> **STATED GOAL 1**
Translate this sentence from the passage on Passover desserts into Spanish: "Sift together the matza cake meal, potato starch and salt; set aside."

> **PASSAGE**
-- start --

Passover: Make matzo meal your friend!

Passover is always the pleasure of sharing the Seder with friends and loved ones but does not necessarily stand out for its irresistible desserts. Still, it does not have to be so.

Egg whites most often come to the rescue to impart  Passover desserts with the lightness that would usually be provided by a leavening agent. This is true for this delicious and airy Orange Sponge Cake provided by The Gourmet Jewish Cook.

You’ll need:
1/2 cup matzo cake meal
1/2 cup potato starch
1/2 tsp. salt
1/2 cup fresh orange juice
1/4 cup fresh lemon juice
Zest of 1 orange and 1 lemon
1 cup granulated sugar
1/4 cup canola oil
6 eggs, separated

Position a rack in the lower third of oven and preheat to 325 degrees F/160 degrees C.

Sift together the matza cake meal, potato starch and salt; set aside.

In a small bowl, whisk together the orange juice, lemon juice and the zests; set aside.

-- end --

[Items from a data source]
-- start --

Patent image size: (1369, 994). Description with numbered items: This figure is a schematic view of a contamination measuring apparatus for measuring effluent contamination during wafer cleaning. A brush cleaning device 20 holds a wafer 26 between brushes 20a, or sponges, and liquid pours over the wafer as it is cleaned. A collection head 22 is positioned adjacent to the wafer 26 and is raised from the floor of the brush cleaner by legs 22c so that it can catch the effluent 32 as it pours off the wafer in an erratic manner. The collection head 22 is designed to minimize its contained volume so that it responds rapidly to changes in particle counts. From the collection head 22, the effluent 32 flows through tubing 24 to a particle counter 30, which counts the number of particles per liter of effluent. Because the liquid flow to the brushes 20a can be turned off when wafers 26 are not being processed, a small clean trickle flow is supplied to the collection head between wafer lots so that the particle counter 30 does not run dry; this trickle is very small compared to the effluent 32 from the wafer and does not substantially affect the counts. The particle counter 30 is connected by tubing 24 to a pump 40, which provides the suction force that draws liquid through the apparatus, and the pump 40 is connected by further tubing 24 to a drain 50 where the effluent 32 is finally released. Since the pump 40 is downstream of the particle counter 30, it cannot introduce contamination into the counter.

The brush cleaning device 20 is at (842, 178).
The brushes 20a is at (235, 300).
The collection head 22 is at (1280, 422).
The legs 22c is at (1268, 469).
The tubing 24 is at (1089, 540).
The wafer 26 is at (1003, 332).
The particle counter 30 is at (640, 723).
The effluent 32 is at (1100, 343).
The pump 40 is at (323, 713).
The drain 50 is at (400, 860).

-- end --

> **STATED GOAL 2**
Duplicate the stretch of the records from their start through the line containing "The collection head 22 is at (1280, 422).", both ends included.

> **TASK RESULT 1**
Tamice juntos la harina de matzá para pasteles, la fécula de papa y la sal; reserve.

> **TASK RESULT 2**
Patent image size: (1369, 994). Description with numbered items: This figure is a schematic view of a contamination measuring apparatus for measuring effluent contamination during wafer cleaning. A brush cleaning device 20 holds a wafer 26 between brushes 20a, or sponges, and liquid pours over the wafer as it is cleaned. A collection head 22 is positioned adjacent to the wafer 26 and is raised from the floor of the brush cleaner by legs 22c so that it can catch the effluent 32 as it pours off the wafer in an erratic manner. The collection head 22 is designed to minimize its contained volume so that it responds rapidly to changes in particle counts. From the collection head 22, the effluent 32 flows through tubing 24 to a particle counter 30, which counts the number of particles per liter of effluent. Because the liquid flow to the brushes 20a can be turned off when wafers 26 are not being processed, a small clean trickle flow is supplied to the collection head between wafer lots so that the particle counter 30 does not run dry; this trickle is very small compared to the effluent 32 from the wafer and does not substantially affect the counts. The particle counter 30 is connected by tubing 24 to a pump 40, which provides the suction force that draws liquid through the apparatus, and the pump 40 is connected by further tubing 24 to a drain 50 where the effluent 32 is finally released. Since the pump 40 is downstream of the particle counter 30, it cannot introduce contamination into the counter.

The brush cleaning device 20 is at (842, 178).
The brushes 20a is at (235, 300).
The collection head 22 is at (1280, 422).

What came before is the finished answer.